* Written task
Find each line containing the string "wing". Copy it.

● ● ● ● ●

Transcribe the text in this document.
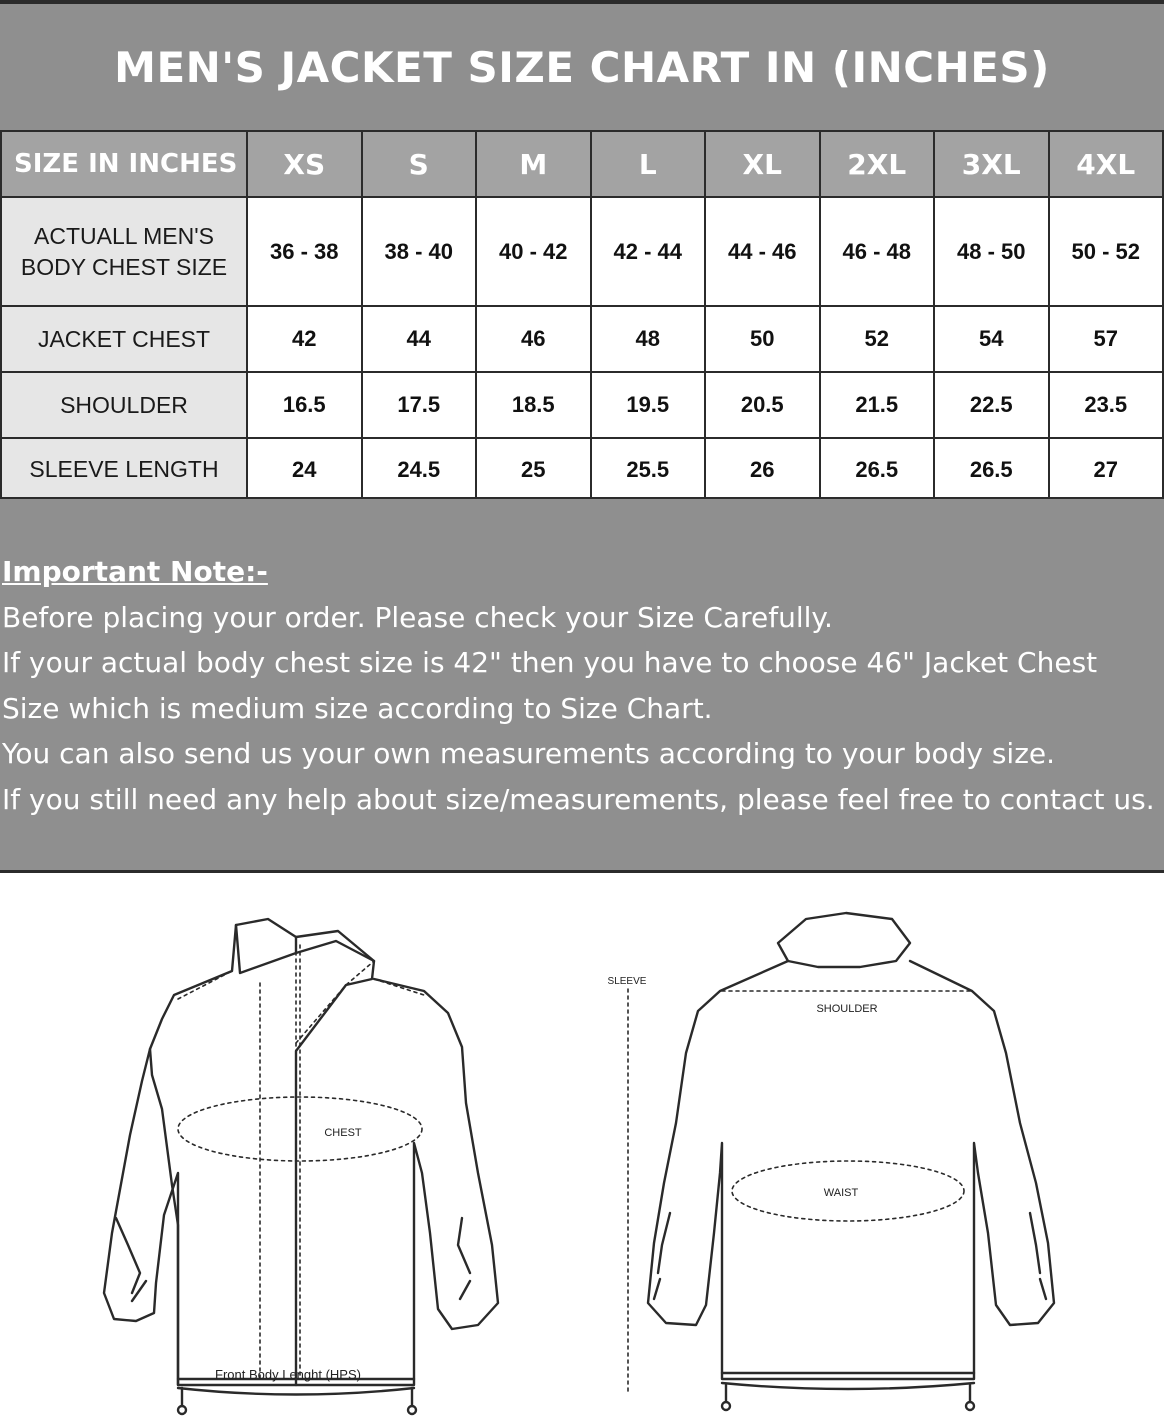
MEN'S JACKET SIZE CHART IN (INCHES)
SIZE IN INCHES	XS	S	M	L	XL	2XL	3XL	4XL
ACTUALL MEN'S
BODY CHEST SIZE	36 - 38	38 - 40	40 - 42	42 - 44	44 - 46	46 - 48	48 - 50	50 - 52
JACKET CHEST	42	44	46	48	50	52	54	57
SHOULDER	16.5	17.5	18.5	19.5	20.5	21.5	22.5	23.5
SLEEVE LENGTH	24	24.5	25	25.5	26	26.5	26.5	27
Important Note:-
Before placing your order. Please check your Size Carefully.
If your actual body chest size is 42" then you have to choose 46" Jacket Chest
Size which is medium size according to Size Chart.
You can also send us your own measurements according to your body size.
If you still need any help about size/measurements, please feel free to contact us.
CHEST
Front Body Lenght (HPS)
SLEEVE
SHOULDER
WAIST
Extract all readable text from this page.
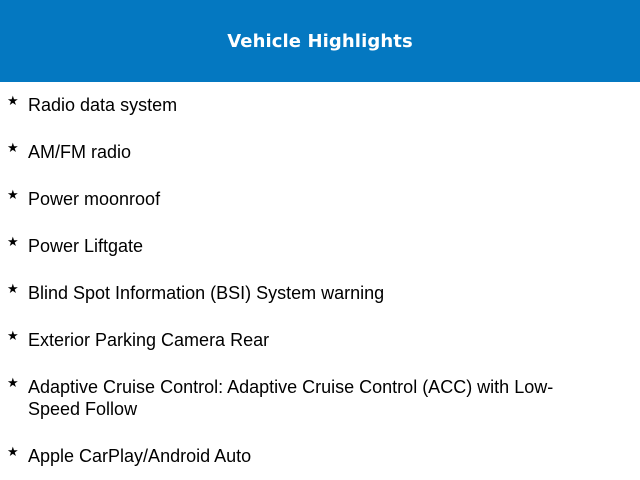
Vehicle Highlights
★ Radio data system
★ AM/FM radio
★ Power moonroof
★ Power Liftgate
★ Blind Spot Information (BSI) System warning
★ Exterior Parking Camera Rear
★ Adaptive Cruise Control: Adaptive Cruise Control (ACC) with Low-Speed Follow
★ Apple CarPlay/Android Auto
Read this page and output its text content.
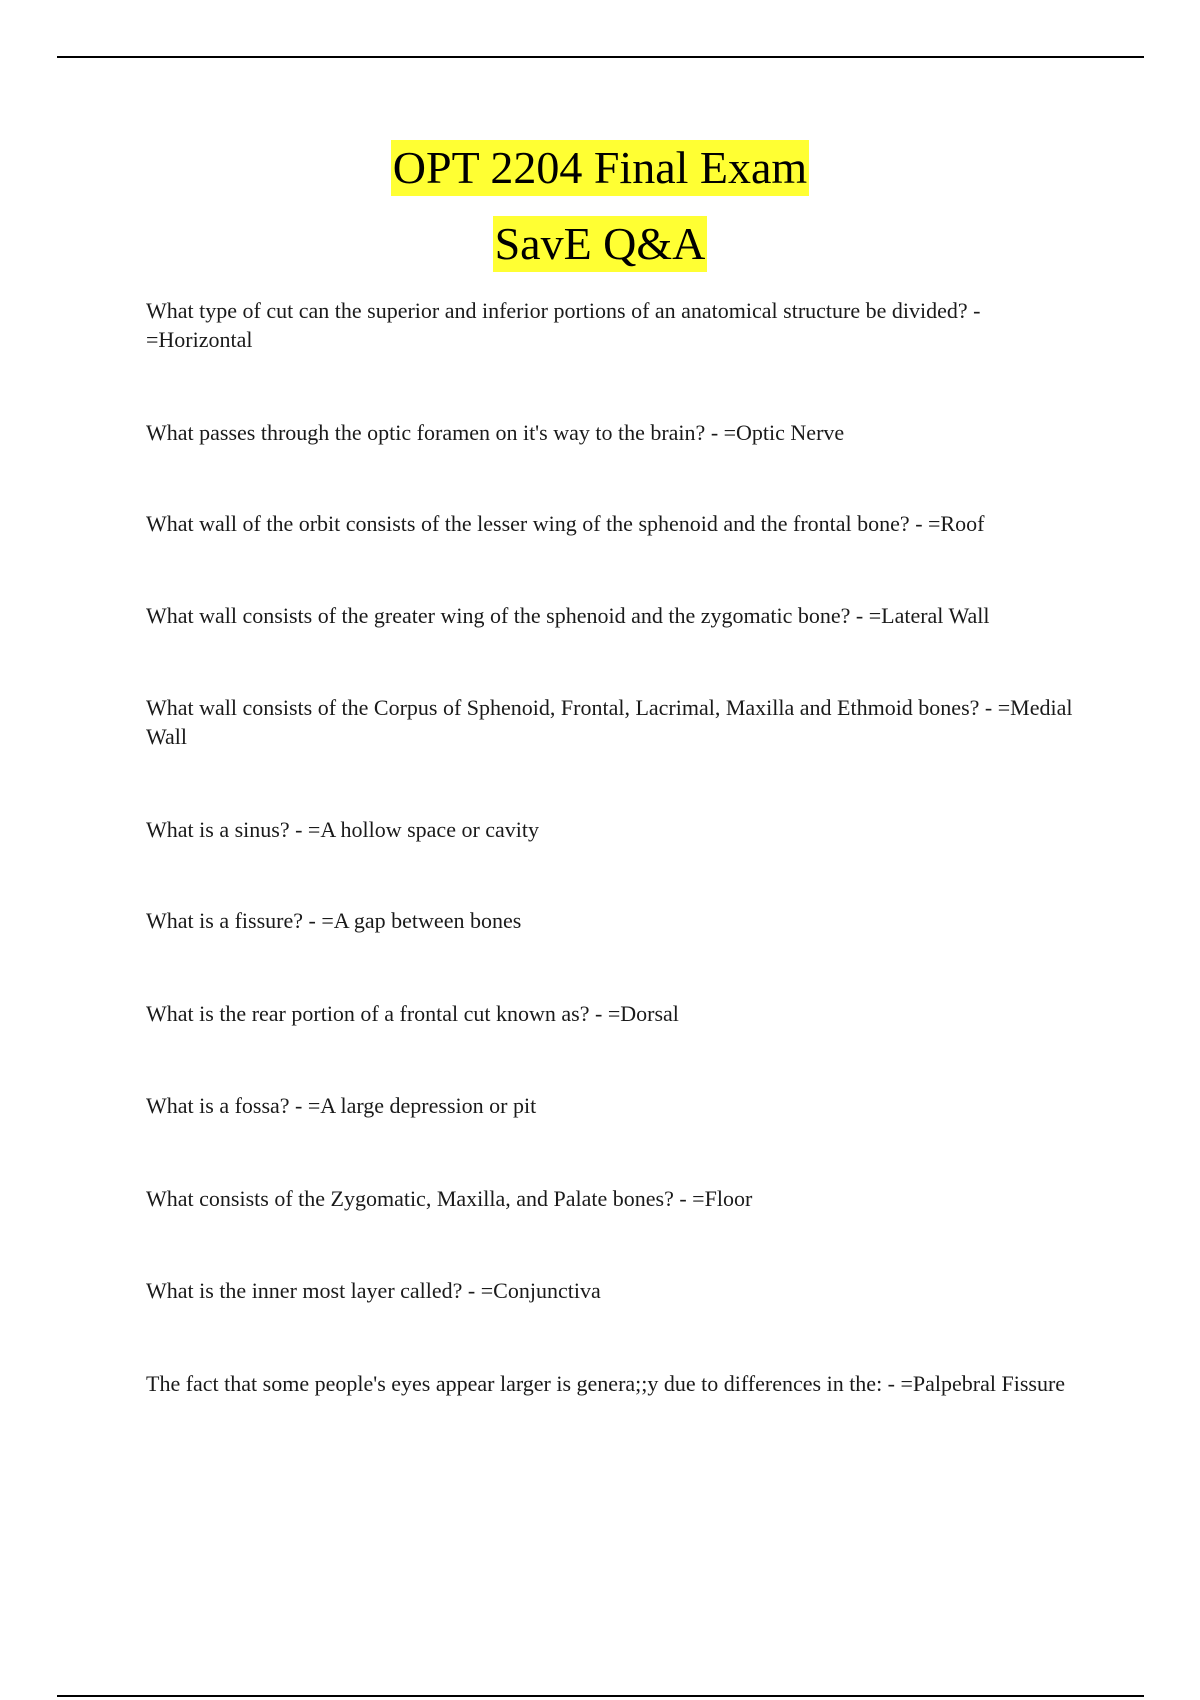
OPT 2204 Final Exam
SavE Q&A
What type of cut can the superior and inferior portions of an anatomical structure be divided? - =Horizontal
What passes through the optic foramen on it's way to the brain? - =Optic Nerve
What wall of the orbit consists of the lesser wing of the sphenoid and the frontal bone? - =Roof
What wall consists of the greater wing of the sphenoid and the zygomatic bone? - =Lateral Wall
What wall consists of the Corpus of Sphenoid, Frontal, Lacrimal, Maxilla and Ethmoid bones? - =Medial Wall
What is a sinus? - =A hollow space or cavity
What is a fissure? - =A gap between bones
What is the rear portion of a frontal cut known as? - =Dorsal
What is a fossa? - =A large depression or pit
What consists of the Zygomatic, Maxilla, and Palate bones? - =Floor
What is the inner most layer called? - =Conjunctiva
The fact that some people's eyes appear larger is genera;;y due to differences in the: - =Palpebral Fissure
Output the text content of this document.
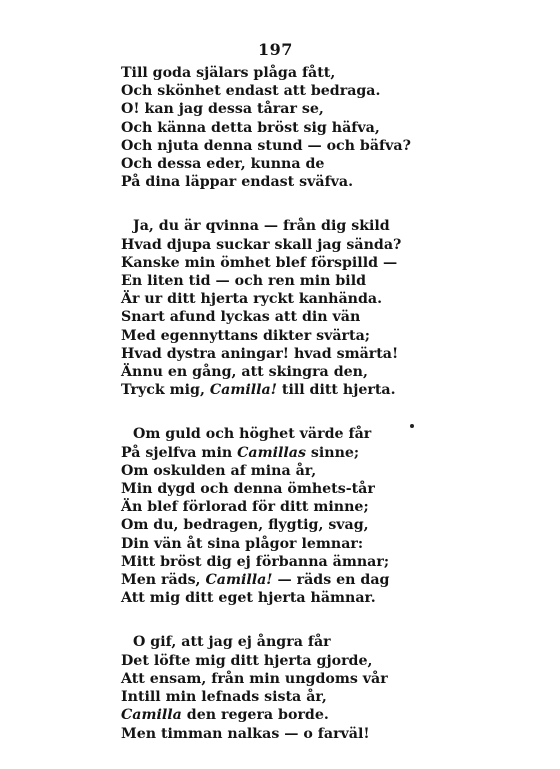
197
Till goda själars plåga fått,
Och skönhet endast att bedraga.
O! kan jag dessa tårar se,
Och känna detta bröst sig häfva,
Och njuta denna stund — och bäfva?
Och dessa eder, kunna de
På dina läppar endast sväfva.
Ja, du är qvinna — från dig skild
Hvad djupa suckar skall jag sända?
Kanske min ömhet blef förspilld —
En liten tid — och ren min bild
Är ur ditt hjerta ryckt kanhända.
Snart afund lyckas att din vän
Med egennyttans dikter svärta;
Hvad dystra aningar! hvad smärta!
Ännu en gång, att skingra den,
Tryck mig, Camilla! till ditt hjerta.
Om guld och höghet värde får
På sjelfva min Camillas sinne;
Om oskulden af mina år,
Min dygd och denna ömhets-tår
Än blef förlorad för ditt minne;
Om du, bedragen, flygtig, svag,
Din vän åt sina plågor lemnar:
Mitt bröst dig ej förbanna ämnar;
Men räds, Camilla! — räds en dag
Att mig ditt eget hjerta hämnar.
O gif, att jag ej ångra får
Det löfte mig ditt hjerta gjorde,
Att ensam, från min ungdoms vår
Intill min lefnads sista år,
Camilla den regera borde.
Men timman nalkas — o farväl!
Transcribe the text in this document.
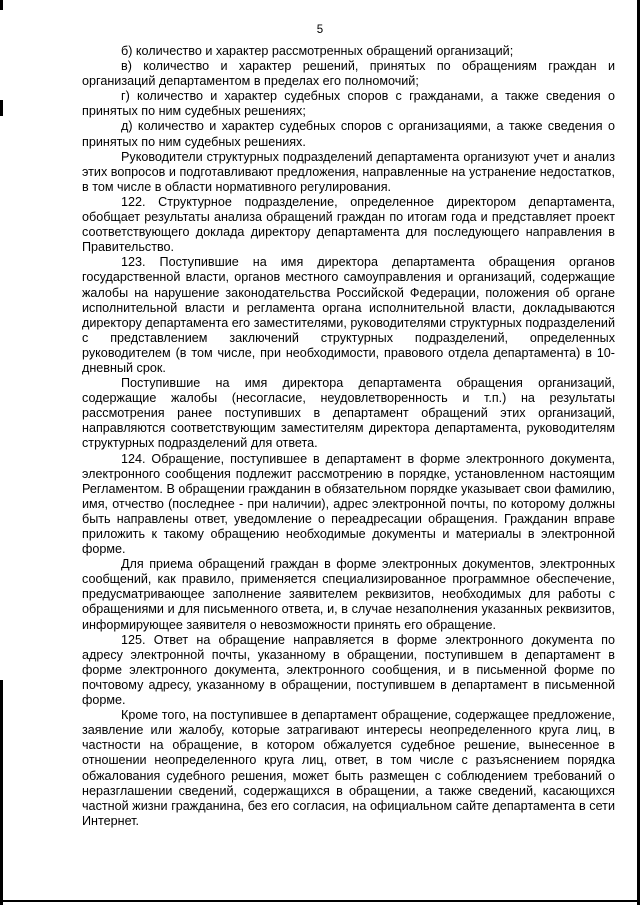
5

б) количество и характер рассмотренных обращений организаций;

в) количество и характер решений, принятых по обращениям граждан и организаций департаментом в пределах его полномочий;

г) количество и характер судебных споров с гражданами, а также сведения о принятых по ним судебных решениях;

д) количество и характер судебных споров с организациями, а также сведения о принятых по ним судебных решениях.

Руководители структурных подразделений департамента организуют учет и анализ этих вопросов и подготавливают предложения, направленные на устранение недостатков, в том числе в области нормативного регулирования.

122. Структурное подразделение, определенное директором департамента, обобщает результаты анализа обращений граждан по итогам года и представляет проект соответствующего доклада директору департамента для последующего направления в Правительство.

123. Поступившие на имя директора департамента обращения органов государственной власти, органов местного самоуправления и организаций, содержащие жалобы на нарушение законодательства Российской Федерации, положения об органе исполнительной власти и регламента органа исполнительной власти, докладываются директору департамента его заместителями, руководителями структурных подразделений с представлением заключений структурных подразделений, определенных руководителем (в том числе, при необходимости, правового отдела департамента) в 10-дневный срок.

Поступившие на имя директора департамента обращения организаций, содержащие жалобы (несогласие, неудовлетворенность и т.п.) на результаты рассмотрения ранее поступивших в департамент обращений этих организаций, направляются соответствующим заместителям директора департамента, руководителям структурных подразделений для ответа.

124. Обращение, поступившее в департамент в форме электронного документа, электронного сообщения подлежит рассмотрению в порядке, установленном настоящим Регламентом. В обращении гражданин в обязательном порядке указывает свои фамилию, имя, отчество (последнее - при наличии), адрес электронной почты, по которому должны быть направлены ответ, уведомление о переадресации обращения. Гражданин вправе приложить к такому обращению необходимые документы и материалы в электронной форме.

Для приема обращений граждан в форме электронных документов, электронных сообщений, как правило, применяется специализированное программное обеспечение, предусматривающее заполнение заявителем реквизитов, необходимых для работы с обращениями и для письменного ответа, и, в случае незаполнения указанных реквизитов, информирующее заявителя о невозможности принять его обращение.

125. Ответ на обращение направляется в форме электронного документа по адресу электронной почты, указанному в обращении, поступившем в департамент в форме электронного документа, электронного сообщения, и в письменной форме по почтовому адресу, указанному в обращении, поступившем в департамент в письменной форме.

Кроме того, на поступившее в департамент обращение, содержащее предложение, заявление или жалобу, которые затрагивают интересы неопределенного круга лиц, в частности на обращение, в котором обжалуется судебное решение, вынесенное в отношении неопределенного круга лиц, ответ, в том числе с разъяснением порядка обжалования судебного решения, может быть размещен с соблюдением требований о неразглашении сведений, содержащихся в обращении, а также сведений, касающихся частной жизни гражданина, без его согласия, на официальном сайте департамента в сети Интернет.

● ● ● ● ●

* Finished task
What wall of the orbit consists of the lesser wing of the sphenoid and the frontal bone? - =Roof
What wall consists of the greater wing of the sphenoid and the zygomatic bone? - =Lateral Wall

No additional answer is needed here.